**What is needed**
Please find all lines in the data that hold the string "excerpt" and copy them.

**Given information**
== == ==
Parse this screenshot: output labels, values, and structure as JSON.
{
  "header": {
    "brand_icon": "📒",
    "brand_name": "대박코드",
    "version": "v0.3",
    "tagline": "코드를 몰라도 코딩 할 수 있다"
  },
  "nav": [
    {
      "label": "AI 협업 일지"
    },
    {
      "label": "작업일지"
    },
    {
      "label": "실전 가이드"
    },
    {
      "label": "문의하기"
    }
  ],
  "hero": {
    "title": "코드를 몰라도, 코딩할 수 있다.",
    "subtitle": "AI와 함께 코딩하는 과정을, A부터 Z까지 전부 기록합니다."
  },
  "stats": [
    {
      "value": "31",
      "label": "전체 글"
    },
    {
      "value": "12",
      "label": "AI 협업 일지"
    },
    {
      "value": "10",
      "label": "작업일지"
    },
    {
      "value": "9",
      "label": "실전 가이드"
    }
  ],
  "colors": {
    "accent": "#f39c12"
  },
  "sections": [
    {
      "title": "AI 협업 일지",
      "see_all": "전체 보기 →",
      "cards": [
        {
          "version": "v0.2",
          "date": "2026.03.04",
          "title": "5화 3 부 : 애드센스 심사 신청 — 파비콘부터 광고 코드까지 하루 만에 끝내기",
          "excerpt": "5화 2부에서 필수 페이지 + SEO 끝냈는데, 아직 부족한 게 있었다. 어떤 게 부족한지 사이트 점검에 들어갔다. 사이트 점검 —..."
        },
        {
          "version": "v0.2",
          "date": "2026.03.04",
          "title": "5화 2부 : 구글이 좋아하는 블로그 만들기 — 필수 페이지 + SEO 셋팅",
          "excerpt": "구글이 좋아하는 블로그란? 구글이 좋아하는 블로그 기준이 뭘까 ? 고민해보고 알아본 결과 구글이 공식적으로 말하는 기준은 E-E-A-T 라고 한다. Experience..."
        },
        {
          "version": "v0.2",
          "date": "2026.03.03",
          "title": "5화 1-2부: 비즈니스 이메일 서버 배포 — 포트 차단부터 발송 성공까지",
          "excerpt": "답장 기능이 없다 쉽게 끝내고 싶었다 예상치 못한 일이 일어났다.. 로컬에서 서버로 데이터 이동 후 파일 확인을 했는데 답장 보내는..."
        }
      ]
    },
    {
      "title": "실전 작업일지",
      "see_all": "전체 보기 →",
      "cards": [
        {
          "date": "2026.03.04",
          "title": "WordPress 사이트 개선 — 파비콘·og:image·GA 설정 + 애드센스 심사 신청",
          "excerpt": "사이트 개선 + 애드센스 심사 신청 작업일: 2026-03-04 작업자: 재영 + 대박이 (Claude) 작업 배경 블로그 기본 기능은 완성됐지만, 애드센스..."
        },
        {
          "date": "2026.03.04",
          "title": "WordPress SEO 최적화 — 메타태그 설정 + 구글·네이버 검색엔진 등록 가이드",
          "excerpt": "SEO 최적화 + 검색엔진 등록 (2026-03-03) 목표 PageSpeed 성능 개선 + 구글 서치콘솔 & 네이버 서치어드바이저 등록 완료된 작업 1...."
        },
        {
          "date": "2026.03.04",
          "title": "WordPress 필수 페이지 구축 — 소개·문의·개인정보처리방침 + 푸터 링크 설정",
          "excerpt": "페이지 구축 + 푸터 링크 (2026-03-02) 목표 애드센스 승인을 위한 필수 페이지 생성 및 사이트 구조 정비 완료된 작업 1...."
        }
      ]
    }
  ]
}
== == ==
**Solved exercise**
          "excerpt": "5화 2부에서 필수 페이지 + SEO 끝냈는데, 아직 부족한 게 있었다. 어떤 게 부족한지 사이트 점검에 들어갔다. 사이트 점검 —..."
          "excerpt": "구글이 좋아하는 블로그란? 구글이 좋아하는 블로그 기준이 뭘까 ? 고민해보고 알아본 결과 구글이 공식적으로 말하는 기준은 E-E-A-T 라고 한다. Experience..."
          "excerpt": "답장 기능이 없다 쉽게 끝내고 싶었다 예상치 못한 일이 일어났다.. 로컬에서 서버로 데이터 이동 후 파일 확인을 했는데 답장 보내는..."
          "excerpt": "사이트 개선 + 애드센스 심사 신청 작업일: 2026-03-04 작업자: 재영 + 대박이 (Claude) 작업 배경 블로그 기본 기능은 완성됐지만, 애드센스..."
          "excerpt": "SEO 최적화 + 검색엔진 등록 (2026-03-03) 목표 PageSpeed 성능 개선 + 구글 서치콘솔 & 네이버 서치어드바이저 등록 완료된 작업 1...."
          "excerpt": "페이지 구축 + 푸터 링크 (2026-03-02) 목표 애드센스 승인을 위한 필수 페이지 생성 및 사이트 구조 정비 완료된 작업 1...."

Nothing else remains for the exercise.